Tugas ->
Sebutkan semua sifat pengetahuan yang disebut dalam artikel di bawah tentang jalan memperoleh pengetahuan, beserta jalan asal pengetahuan itu.

Artikel ->
BAB I
PEMBAHASAN
A.
Latar Belakang
Di
dalam ajaran agama yang diwahyukan ada dua jalan untuk memperoleh pengetahuan,
pertama, jalan wahyu dalam arti komunikasi dari Tuhan kepada manusia, dan kedua
jalan akal, yang dianugerahkan Tuhan kepada manusia, dengan memakai kesan-kesan
yang diperoleh panca indera sebagai bahan pemikiran untuk sampai kepada
kesimpulan-kesimpulan. Pengetahuan yang dibawa wahyu diyakini bersifat absolut
dan mutlak benar, sedang pengetahuan yang diperoleh melalui akal bersifat
relatif, mungkin benar dan mungkin salah.

Entri data tersimpan:
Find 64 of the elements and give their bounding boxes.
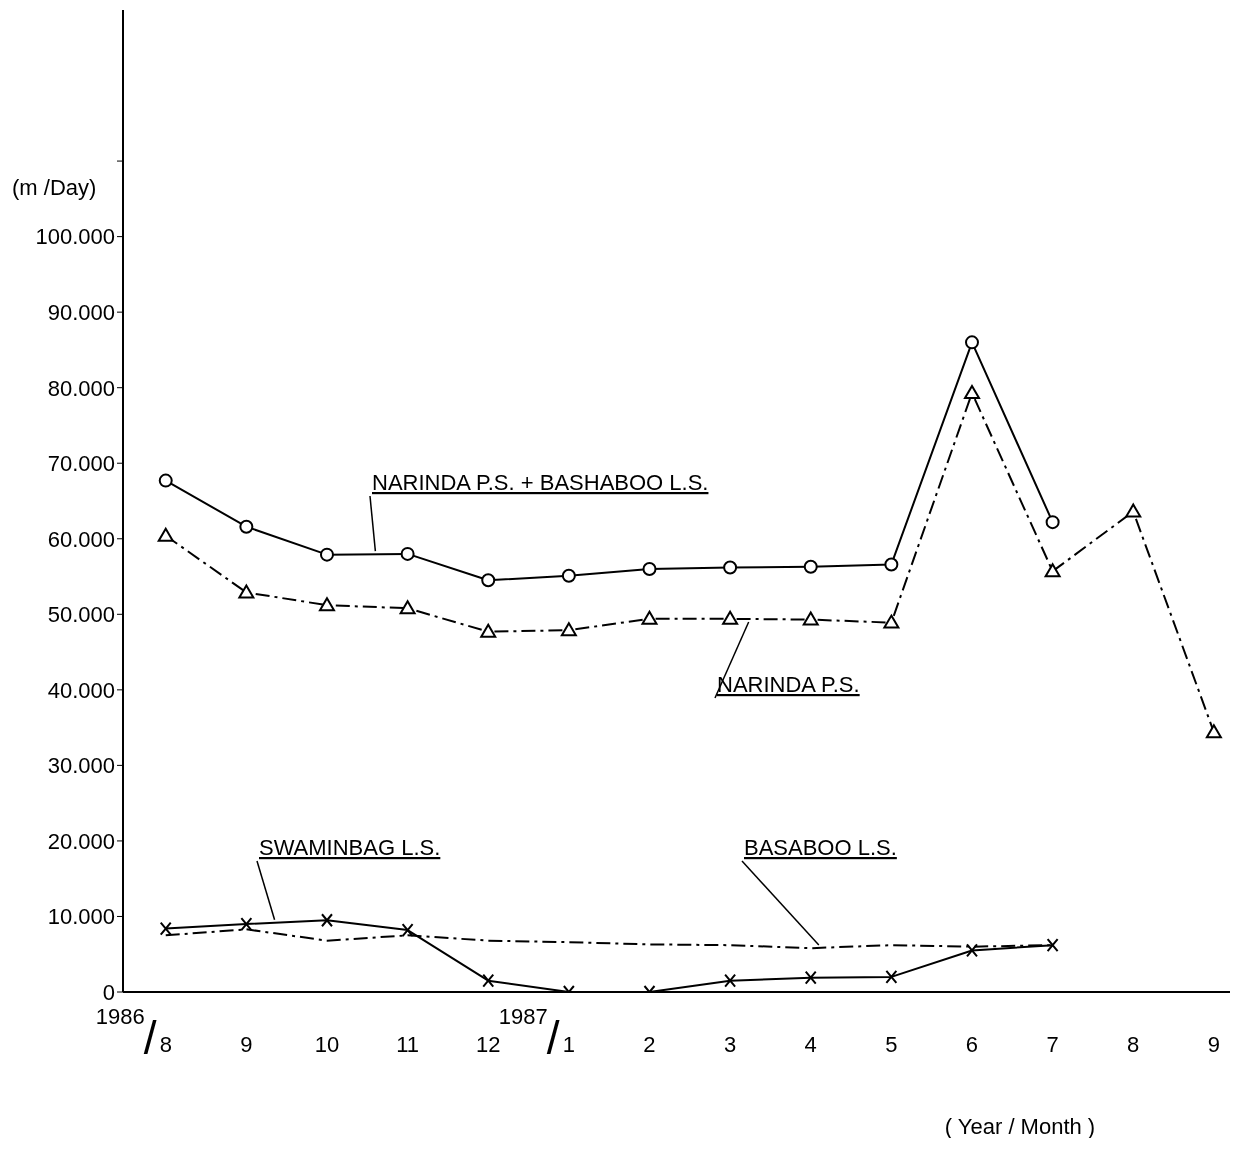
point [318,597,335,612]
point [401,923,414,938]
x-tick-label: 6 [965,1032,979,1057]
point [724,973,737,988]
x-tick-label: 9 [240,1032,253,1057]
point [966,943,978,958]
x-tick-label: 3 [723,1032,737,1057]
point [641,610,658,625]
point [804,970,817,985]
y-tick-label: 40.000 [47,677,115,703]
x-tick-label: 5 [885,1032,898,1057]
y-tick-label: 100.000 [35,224,115,250]
point [319,547,334,562]
x-tick-label: 12 [476,1032,501,1057]
point [561,568,576,583]
y-tick-label: 10.000 [47,904,115,930]
x-tick-label: 4 [804,1032,817,1057]
x-tick-label: 11 [396,1032,420,1057]
point [482,973,495,988]
point [159,921,172,936]
text: SWAMINBAG L.S. [259,835,441,860]
x-axis-title: ( Year / Month ) [944,1114,1096,1139]
point [723,560,738,575]
point [885,969,898,984]
y-axis-title: (m /Day) [12,175,97,200]
y-tick-label: 90.000 [47,299,115,325]
point [240,917,253,932]
point [722,610,739,625]
point [399,600,416,615]
point [1205,724,1222,739]
point [320,913,333,928]
y-tick-label: 0 [102,979,115,1005]
y-tick-label: 20.000 [47,828,115,854]
point [1044,563,1061,578]
text: BASABOO L.S. [744,835,897,860]
point [883,614,900,629]
y-tick-label: 50.000 [47,602,115,628]
point [964,384,980,399]
y-tick-label: 60.000 [47,526,115,552]
point [238,584,255,599]
point [480,623,497,638]
x-tick-label: 10 [314,1032,340,1057]
x-tick-label: 2 [643,1032,656,1057]
y-tick-label: 80.000 [47,375,115,401]
x-tick-label: 9 [1207,1032,1220,1057]
point [1046,938,1059,953]
point [560,622,577,637]
x-tick-label: 7 [1046,1032,1059,1057]
point [158,473,173,488]
point [157,527,174,542]
point [965,335,979,350]
y-tick-label: 30.000 [47,753,115,779]
x-tick-label: 8 [1127,1032,1140,1057]
point [1045,515,1060,530]
point [884,557,899,572]
point [239,519,254,534]
point [481,573,496,588]
text: NARINDA P.S. + BASHABOO L.S. [372,470,709,495]
point [400,546,415,561]
point [1125,503,1142,518]
point [802,611,819,626]
point [642,561,657,576]
point [803,559,818,574]
y-tick-label: 70.000 [47,451,115,477]
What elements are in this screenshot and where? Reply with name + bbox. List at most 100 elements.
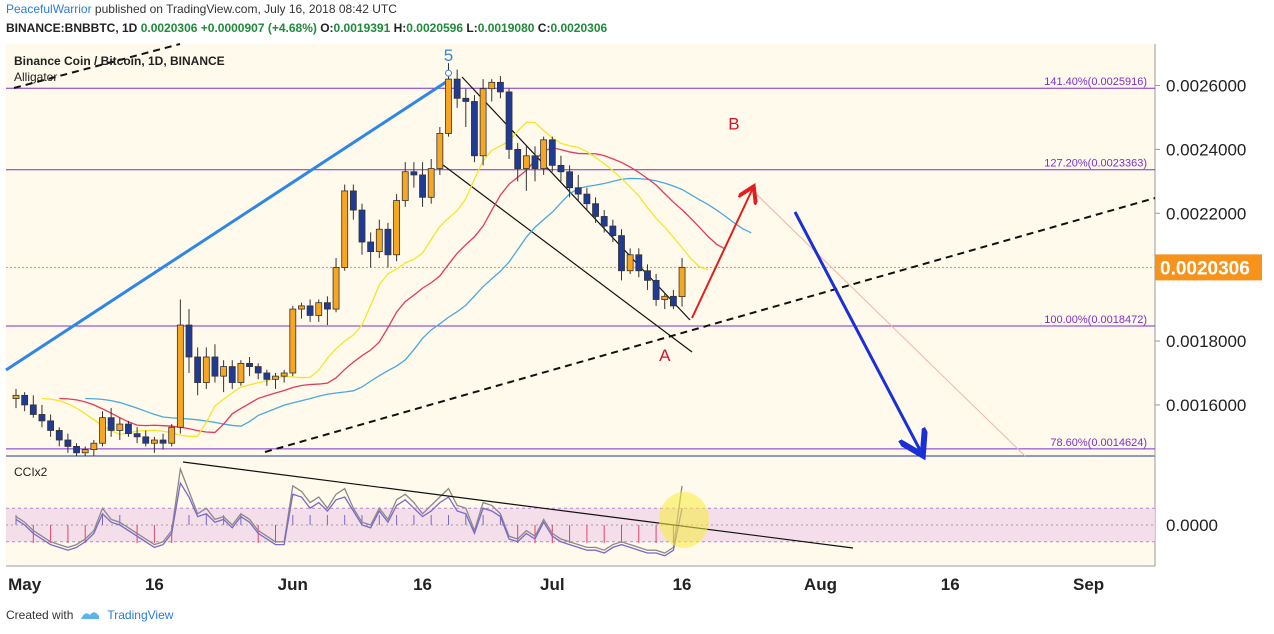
candle [661, 293, 669, 310]
candle-body [652, 279, 660, 300]
candle-body [315, 302, 323, 316]
candles [12, 63, 686, 456]
candle-body [116, 423, 124, 431]
candle [505, 88, 513, 159]
candle [55, 427, 63, 447]
candle-body [401, 171, 409, 201]
candle [401, 162, 409, 207]
candle-body [540, 139, 548, 169]
candle-body [55, 430, 63, 441]
created-with-label: Created with [6, 608, 74, 622]
y-tick-label: 0.0026000 [1166, 77, 1246, 96]
symbol: BINANCE:BNBBTC, 1D [6, 21, 138, 35]
candle-body [254, 366, 262, 374]
candle [323, 296, 331, 326]
candle-body [12, 394, 20, 399]
candle-body [323, 302, 331, 310]
candle-body [38, 414, 46, 422]
wave-label-5: 5 [444, 46, 453, 65]
cci-trend-line [182, 461, 854, 549]
candle [531, 146, 539, 182]
x-tick-label: 16 [413, 575, 432, 594]
candle-body [445, 78, 452, 134]
ohlc-readout: BINANCE:BNBBTC, 1D 0.0020306 +0.0000907 … [6, 21, 607, 35]
close-label: C: [537, 21, 551, 35]
candle [393, 194, 401, 262]
candle [237, 360, 245, 386]
candle [81, 446, 89, 456]
candle-body [211, 356, 219, 377]
candle-body [566, 171, 573, 189]
author-link[interactable]: PeacefulWarrior [6, 2, 92, 16]
candle [21, 392, 29, 412]
candle-body [341, 190, 349, 268]
grid [6, 44, 1156, 567]
candle-body [488, 81, 496, 90]
candle-body [133, 433, 141, 438]
candle [488, 79, 496, 102]
x-tick-label: Jul [540, 575, 565, 594]
candle [609, 219, 617, 243]
wave-label-a: A [659, 346, 671, 365]
candle [678, 258, 686, 307]
wave-labels: 5 A B [444, 46, 740, 365]
alligator-lips-line [41, 121, 709, 438]
candle-body [592, 203, 599, 217]
x-tick-label: 16 [673, 575, 692, 594]
candle [453, 69, 461, 108]
candle [358, 203, 366, 255]
candle-body [635, 254, 643, 272]
candle-body [202, 356, 210, 383]
candle [211, 344, 219, 383]
candle [618, 229, 625, 281]
candle-body [574, 187, 582, 195]
candle [462, 88, 470, 128]
candle-body [289, 308, 297, 374]
candle [176, 299, 184, 434]
candle-body [505, 91, 513, 150]
candle [566, 165, 573, 198]
candle-body [263, 372, 271, 380]
candle-body [306, 305, 314, 316]
candle [289, 305, 297, 377]
tradingview-link[interactable]: TradingView [107, 608, 174, 622]
candle-body [410, 171, 418, 176]
candle [220, 360, 228, 393]
candle-body [298, 305, 305, 310]
candle-body [393, 200, 401, 256]
candle-body [557, 164, 565, 173]
candle [514, 143, 522, 182]
candle [635, 248, 643, 278]
candle [246, 356, 253, 377]
candle-body [427, 168, 435, 198]
candle-body [159, 439, 167, 444]
candle [99, 411, 106, 447]
candle [306, 299, 314, 322]
axes: 0.0026000 0.0024000 0.0022000 0.0018000 0.00… [8, 77, 1262, 594]
candle [280, 369, 288, 383]
candle-body [150, 439, 158, 444]
candle-body [626, 254, 634, 272]
candle [479, 79, 487, 166]
x-tick-label: Jun [278, 575, 308, 594]
candle [272, 372, 279, 389]
candle [47, 414, 54, 437]
candle [159, 433, 167, 450]
candle [12, 388, 20, 409]
candle [64, 433, 72, 453]
candle-body [107, 417, 115, 431]
high-value: 0.0020596 [406, 21, 464, 35]
candle-body [81, 449, 89, 454]
candle [133, 427, 141, 444]
high-label: H: [393, 21, 407, 35]
candle [228, 360, 236, 389]
candle-body [47, 420, 54, 431]
tradingview-logo-icon [81, 612, 100, 619]
candle [168, 424, 176, 447]
candle-body [600, 216, 608, 227]
channel-upper-line [461, 76, 691, 321]
dashed-upper-line [13, 43, 181, 89]
close-value: 0.0020306 [550, 21, 608, 35]
fib-label: 100.00%(0.0018472) [1044, 314, 1147, 326]
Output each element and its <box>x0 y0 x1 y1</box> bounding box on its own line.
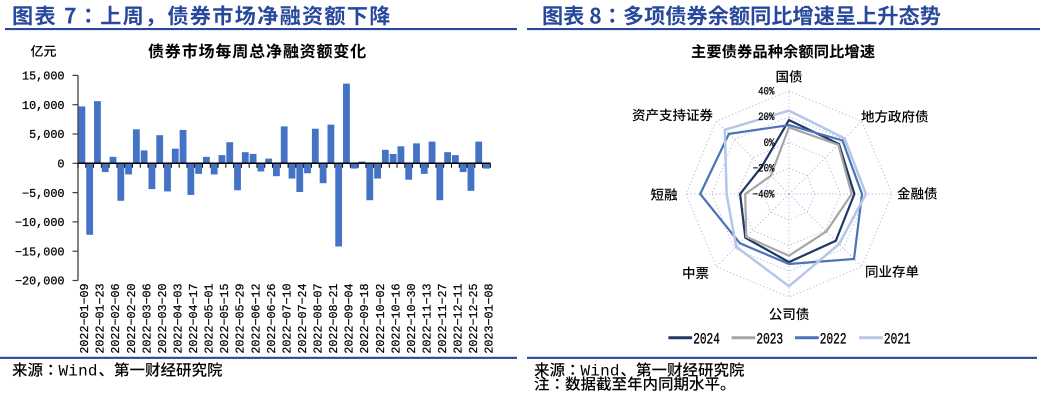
svg-text:2022−11−27: 2022−11−27 <box>436 283 450 353</box>
svg-text:2022−08−07: 2022−08−07 <box>312 283 326 353</box>
svg-text:2022−12−25: 2022−12−25 <box>467 283 481 353</box>
svg-text:40%: 40% <box>758 86 775 98</box>
svg-text:2023: 2023 <box>756 330 783 348</box>
svg-text:2022−10−16: 2022−10−16 <box>389 283 403 353</box>
svg-text:2022−01−23: 2022−01−23 <box>94 283 108 353</box>
svg-text:2022−08−21: 2022−08−21 <box>327 283 341 353</box>
svg-text:2022−05−15: 2022−05−15 <box>218 283 232 353</box>
svg-text:2022−11−13: 2022−11−13 <box>420 283 434 353</box>
svg-text:−20,000: −20,000 <box>15 275 65 289</box>
svg-text:2022−04−17: 2022−04−17 <box>187 283 201 353</box>
svg-text:0%: 0% <box>764 138 775 150</box>
svg-text:0: 0 <box>57 158 64 172</box>
svg-text:2022−02−06: 2022−02−06 <box>109 283 123 353</box>
svg-text:2022−09−18: 2022−09−18 <box>358 283 372 353</box>
svg-text:Wind: Wind <box>581 363 620 381</box>
svg-text:2022−06−26: 2022−06−26 <box>265 283 279 353</box>
svg-text:2022−03−06: 2022−03−06 <box>140 283 154 353</box>
svg-text:2022−07−24: 2022−07−24 <box>296 283 310 353</box>
svg-text:2022−12−11: 2022−12−11 <box>452 283 466 353</box>
svg-text:2022−02−20: 2022−02−20 <box>125 283 139 353</box>
svg-text:10,000: 10,000 <box>22 99 64 113</box>
svg-text:−20%: −20% <box>753 164 775 176</box>
svg-text:2022−05−29: 2022−05−29 <box>234 283 248 353</box>
svg-text:2024: 2024 <box>693 330 720 348</box>
svg-text:−10,000: −10,000 <box>15 216 65 230</box>
svg-text:15,000: 15,000 <box>22 70 64 84</box>
svg-text:2022−10−30: 2022−10−30 <box>405 283 419 353</box>
svg-text:−40%: −40% <box>753 189 775 201</box>
svg-text:2022−07−10: 2022−07−10 <box>280 283 294 353</box>
svg-text:−15,000: −15,000 <box>15 245 65 259</box>
svg-text:5,000: 5,000 <box>29 128 64 142</box>
svg-text:2022−04−03: 2022−04−03 <box>171 283 185 353</box>
svg-text:2022−09−04: 2022−09−04 <box>343 283 357 353</box>
svg-text:2022−10−02: 2022−10−02 <box>374 283 388 353</box>
svg-text:2021: 2021 <box>884 330 911 348</box>
svg-text:2022−06−12: 2022−06−12 <box>249 283 263 353</box>
svg-text:2022: 2022 <box>820 330 847 348</box>
svg-text:2023−01−08: 2023−01−08 <box>483 283 497 353</box>
svg-text:2022−03−20: 2022−03−20 <box>156 283 170 353</box>
svg-text:2022−01−09: 2022−01−09 <box>78 283 92 353</box>
svg-text:20%: 20% <box>758 112 775 124</box>
svg-text:−5,000: −5,000 <box>22 187 64 201</box>
svg-text:Wind: Wind <box>59 363 98 381</box>
svg-text:2022−05−01: 2022−05−01 <box>203 283 217 353</box>
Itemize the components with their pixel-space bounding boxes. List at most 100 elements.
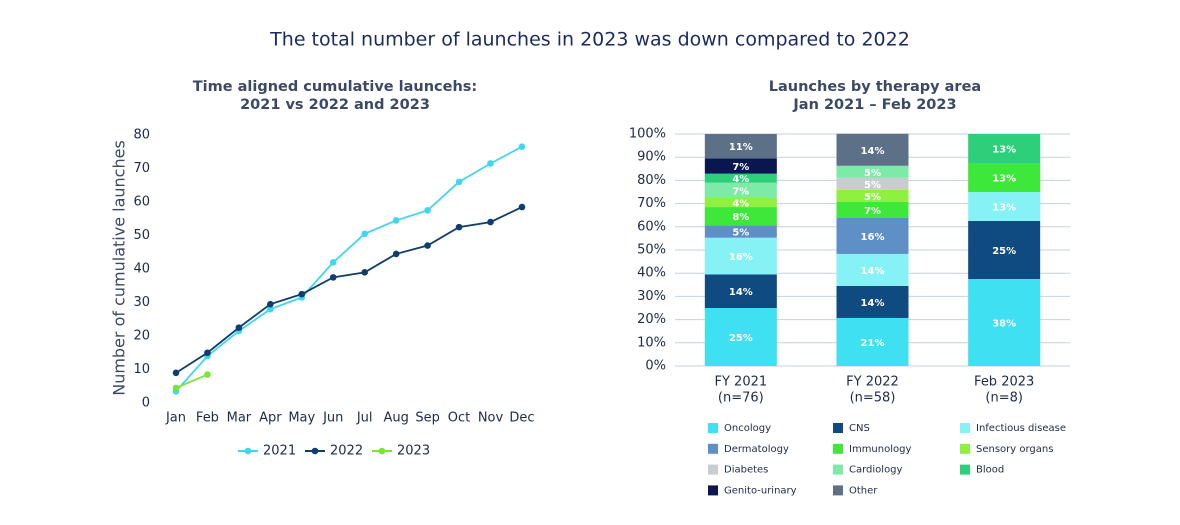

Jawaban ->
Pengetahuan yang dibawa wahyu: absolut, mutlak benar.
Pengetahuan yang diperoleh melalui akal: relatif, mungkin benar, mungkin salah.